▸ Travail à faire:
A: D'après l'extrait sur la France insoumise, qui a été parachutée en tête de liste aux élections européennes ?
B: Prolongez l'extrait sur la France insoumise en reprenant après sa dernière phrase.

À la suite de la défaite du premier tour, les insoumis ont pu découvrir que les anciens ténors du Parti de gauche avaient pris le pouvoir, se plaçant dans les circonscriptions gagnables (Ugo Bernalicis, Éric Coquerel, Alexis Corbière, Bastien Lachaud, Michel Larive, Jean-Luc Mélenchon, Adrien Quatennens), avec quelques places choisies pour le mouvement Ensemble! (Clémentine Autain, Danièle Obono, Caroline Fiat) qui pourtant ne pesait rien électoralement.

Ce “putsch” de la France insoumise s’est confirmé aux élections européennes pour lesquelles fut parachutée Manon Aubry en tête de liste, ayant fait toute sa carrière dans des ONG et dont les militants n’ont jamais entendu parler (ce qui est donc l’opposé complet d’un souverainisme populaire). Les derniers éminents membres du Parti de gauche ne sont pas oubliés pour cette élection (Leïla Chaibi, Manuel Bompard).

Les années suivantes ont vu le départ d’un certain nombre de personnages du mouvement (Georges Kuzmanovic, Liêm Hoang-Ngoc, Charlotte Girard, Jacques Généreux, Alexis Poulin). La FI s’est d’ailleurs renommée “Union populaire” avant la présidentielle tout en “lissant” son programme, en particulier vis-à-vis de l’UE.

▸ Données à examiner:
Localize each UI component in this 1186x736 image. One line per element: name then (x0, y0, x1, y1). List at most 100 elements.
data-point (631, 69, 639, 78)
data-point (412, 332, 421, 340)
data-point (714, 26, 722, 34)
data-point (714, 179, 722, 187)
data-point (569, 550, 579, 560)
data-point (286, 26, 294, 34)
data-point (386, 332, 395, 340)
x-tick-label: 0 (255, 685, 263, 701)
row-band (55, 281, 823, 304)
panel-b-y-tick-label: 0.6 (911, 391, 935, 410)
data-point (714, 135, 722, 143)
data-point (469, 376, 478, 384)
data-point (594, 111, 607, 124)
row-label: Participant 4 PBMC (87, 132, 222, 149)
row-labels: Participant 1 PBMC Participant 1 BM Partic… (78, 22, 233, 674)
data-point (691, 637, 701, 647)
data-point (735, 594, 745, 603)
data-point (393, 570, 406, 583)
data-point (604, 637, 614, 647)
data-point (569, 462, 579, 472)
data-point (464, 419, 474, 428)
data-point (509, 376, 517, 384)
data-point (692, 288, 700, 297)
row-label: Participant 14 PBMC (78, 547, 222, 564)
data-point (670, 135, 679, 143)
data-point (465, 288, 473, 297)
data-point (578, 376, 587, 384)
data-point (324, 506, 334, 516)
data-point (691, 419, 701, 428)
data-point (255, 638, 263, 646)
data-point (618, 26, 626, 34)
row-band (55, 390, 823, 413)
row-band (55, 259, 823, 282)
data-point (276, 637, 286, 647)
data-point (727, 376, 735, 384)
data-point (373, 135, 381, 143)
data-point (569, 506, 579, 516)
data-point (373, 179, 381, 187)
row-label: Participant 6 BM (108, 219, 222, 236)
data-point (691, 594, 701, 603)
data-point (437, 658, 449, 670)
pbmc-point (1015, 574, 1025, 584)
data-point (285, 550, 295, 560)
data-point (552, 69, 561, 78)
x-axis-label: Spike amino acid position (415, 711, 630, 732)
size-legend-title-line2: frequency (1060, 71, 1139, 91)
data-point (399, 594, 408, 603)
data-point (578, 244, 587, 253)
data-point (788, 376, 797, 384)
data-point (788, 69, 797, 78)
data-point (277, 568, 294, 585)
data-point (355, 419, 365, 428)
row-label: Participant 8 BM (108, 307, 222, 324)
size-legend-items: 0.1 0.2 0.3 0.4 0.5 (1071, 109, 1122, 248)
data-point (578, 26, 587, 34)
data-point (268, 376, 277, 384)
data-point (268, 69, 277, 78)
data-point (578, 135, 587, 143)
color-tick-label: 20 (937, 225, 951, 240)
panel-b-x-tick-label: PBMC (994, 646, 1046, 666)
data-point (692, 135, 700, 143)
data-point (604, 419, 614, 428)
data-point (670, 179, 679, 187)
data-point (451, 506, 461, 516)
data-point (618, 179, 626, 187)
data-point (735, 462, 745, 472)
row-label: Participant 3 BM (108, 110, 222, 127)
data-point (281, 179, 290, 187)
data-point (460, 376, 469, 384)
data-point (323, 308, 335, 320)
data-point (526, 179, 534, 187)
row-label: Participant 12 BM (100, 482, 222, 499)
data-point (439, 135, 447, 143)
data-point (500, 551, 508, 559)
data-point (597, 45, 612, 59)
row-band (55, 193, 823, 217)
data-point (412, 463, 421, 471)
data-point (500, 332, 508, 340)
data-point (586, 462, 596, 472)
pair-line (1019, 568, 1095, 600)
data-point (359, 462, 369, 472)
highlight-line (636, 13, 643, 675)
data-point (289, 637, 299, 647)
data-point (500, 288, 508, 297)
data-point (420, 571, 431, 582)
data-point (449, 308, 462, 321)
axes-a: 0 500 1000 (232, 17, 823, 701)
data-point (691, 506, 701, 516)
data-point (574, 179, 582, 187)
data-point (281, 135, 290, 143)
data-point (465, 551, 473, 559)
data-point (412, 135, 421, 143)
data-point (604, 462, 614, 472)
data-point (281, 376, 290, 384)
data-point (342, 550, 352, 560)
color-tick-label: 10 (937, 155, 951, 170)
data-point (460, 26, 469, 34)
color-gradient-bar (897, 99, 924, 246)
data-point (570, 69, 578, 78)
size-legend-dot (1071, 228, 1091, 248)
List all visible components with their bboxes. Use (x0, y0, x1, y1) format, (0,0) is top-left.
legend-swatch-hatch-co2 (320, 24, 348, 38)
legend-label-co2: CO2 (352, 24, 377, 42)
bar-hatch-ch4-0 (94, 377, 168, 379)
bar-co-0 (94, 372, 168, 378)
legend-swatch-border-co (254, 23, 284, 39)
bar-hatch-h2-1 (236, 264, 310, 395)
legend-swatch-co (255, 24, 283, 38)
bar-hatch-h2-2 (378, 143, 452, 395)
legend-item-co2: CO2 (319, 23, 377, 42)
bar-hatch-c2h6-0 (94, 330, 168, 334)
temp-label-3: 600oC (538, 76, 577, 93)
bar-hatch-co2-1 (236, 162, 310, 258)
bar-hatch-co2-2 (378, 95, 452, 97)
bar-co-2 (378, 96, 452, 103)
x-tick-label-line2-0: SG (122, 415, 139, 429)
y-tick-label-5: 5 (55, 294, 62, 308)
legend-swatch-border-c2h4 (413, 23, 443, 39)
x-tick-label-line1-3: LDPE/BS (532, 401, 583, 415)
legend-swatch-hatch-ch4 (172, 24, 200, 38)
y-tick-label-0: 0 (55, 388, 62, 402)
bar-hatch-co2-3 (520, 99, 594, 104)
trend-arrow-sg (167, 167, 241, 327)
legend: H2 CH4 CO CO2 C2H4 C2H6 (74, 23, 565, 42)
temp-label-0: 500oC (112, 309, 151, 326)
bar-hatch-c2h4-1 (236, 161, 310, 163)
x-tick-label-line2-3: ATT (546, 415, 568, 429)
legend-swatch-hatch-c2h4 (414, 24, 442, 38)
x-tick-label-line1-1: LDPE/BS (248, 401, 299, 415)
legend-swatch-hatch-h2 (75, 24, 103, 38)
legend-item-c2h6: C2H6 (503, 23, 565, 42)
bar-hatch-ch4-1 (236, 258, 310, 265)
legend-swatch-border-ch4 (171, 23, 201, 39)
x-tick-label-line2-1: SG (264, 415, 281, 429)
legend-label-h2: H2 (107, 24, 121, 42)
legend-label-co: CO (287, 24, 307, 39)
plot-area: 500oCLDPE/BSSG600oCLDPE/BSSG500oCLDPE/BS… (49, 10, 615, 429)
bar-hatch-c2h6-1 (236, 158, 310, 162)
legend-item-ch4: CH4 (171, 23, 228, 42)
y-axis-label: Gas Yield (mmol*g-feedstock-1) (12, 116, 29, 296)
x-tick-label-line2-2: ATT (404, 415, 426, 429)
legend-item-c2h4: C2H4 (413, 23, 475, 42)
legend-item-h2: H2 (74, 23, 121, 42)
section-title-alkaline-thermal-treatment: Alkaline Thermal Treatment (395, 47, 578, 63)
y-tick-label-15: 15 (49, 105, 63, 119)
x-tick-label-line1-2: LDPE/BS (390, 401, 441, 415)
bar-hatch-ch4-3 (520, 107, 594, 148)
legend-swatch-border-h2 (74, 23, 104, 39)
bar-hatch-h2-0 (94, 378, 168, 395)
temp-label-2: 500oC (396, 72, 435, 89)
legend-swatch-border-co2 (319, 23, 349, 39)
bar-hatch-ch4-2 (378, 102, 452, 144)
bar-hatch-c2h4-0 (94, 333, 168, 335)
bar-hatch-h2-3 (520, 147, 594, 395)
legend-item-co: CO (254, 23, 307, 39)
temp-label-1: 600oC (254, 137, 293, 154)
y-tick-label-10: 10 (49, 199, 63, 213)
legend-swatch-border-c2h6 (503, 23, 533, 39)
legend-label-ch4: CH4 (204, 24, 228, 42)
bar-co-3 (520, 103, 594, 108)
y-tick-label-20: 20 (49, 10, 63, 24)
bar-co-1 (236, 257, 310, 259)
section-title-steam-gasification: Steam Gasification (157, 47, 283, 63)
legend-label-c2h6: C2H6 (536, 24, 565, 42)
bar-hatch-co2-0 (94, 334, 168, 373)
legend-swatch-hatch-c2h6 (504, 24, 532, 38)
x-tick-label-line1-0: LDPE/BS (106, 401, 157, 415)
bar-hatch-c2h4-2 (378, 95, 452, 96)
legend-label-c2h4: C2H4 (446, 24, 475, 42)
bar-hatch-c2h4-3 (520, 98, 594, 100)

▸ Corrigé des exercices:
A: Manon Aubry.

B:
Finalement, cinq ans après ce putsch, ce sont les résultats électoraux qui parlent le mieux de la France insoumise : “Mélenchon fait carton plein dans les grandes villes”. Au-delà du carton plein, c’est plutôt la dynamique qui est intéressante : l’Union populaire a investi les villes et les DOM-TOM, mais déserté les campagnes.

Finalement, la faible augmentation du nombre d’électeurs de Mélenchon cache une vraie évolution : ce sont désormais des citadins. En ville, se retrouvent à la fois les jeunes écolos-bobos-de-gauche et les pauvres des banlieues HLM. La pauvreté officielle reconnue par l’électeur de Mélenchon est celle qu’il côtoie au quotidien et oublie entièrement celle qu’il ne voit pas.

Pour mémoire, la France insoumise a “tardé” à soutenir les Gilets jaunes, ayant peur que ce mouvement soit “issu de l’extrême droite”. Cette méfiance n’est que le reflet de la méconnaissance de l’appareil envers la pauvreté de la campagne française.

Alors, insoumis ?

Le 24 avril va se jouer le dernier round entre ceux qui ont déjà perdu et ceux qui ont peur de perdre. Au milieu de ce match, le candidat Mélenchon se présente comme arbitre, avec une réserve de voix pouvant faire pencher la balance d'un côté ou de l’autre. Il a déjà choisi, comme en 2017 de rejoindre le “gagnant” et n’a d’autre objectif que “d’imposer une cohabitation” (comme en 2017, avec le succès que l’on a vu).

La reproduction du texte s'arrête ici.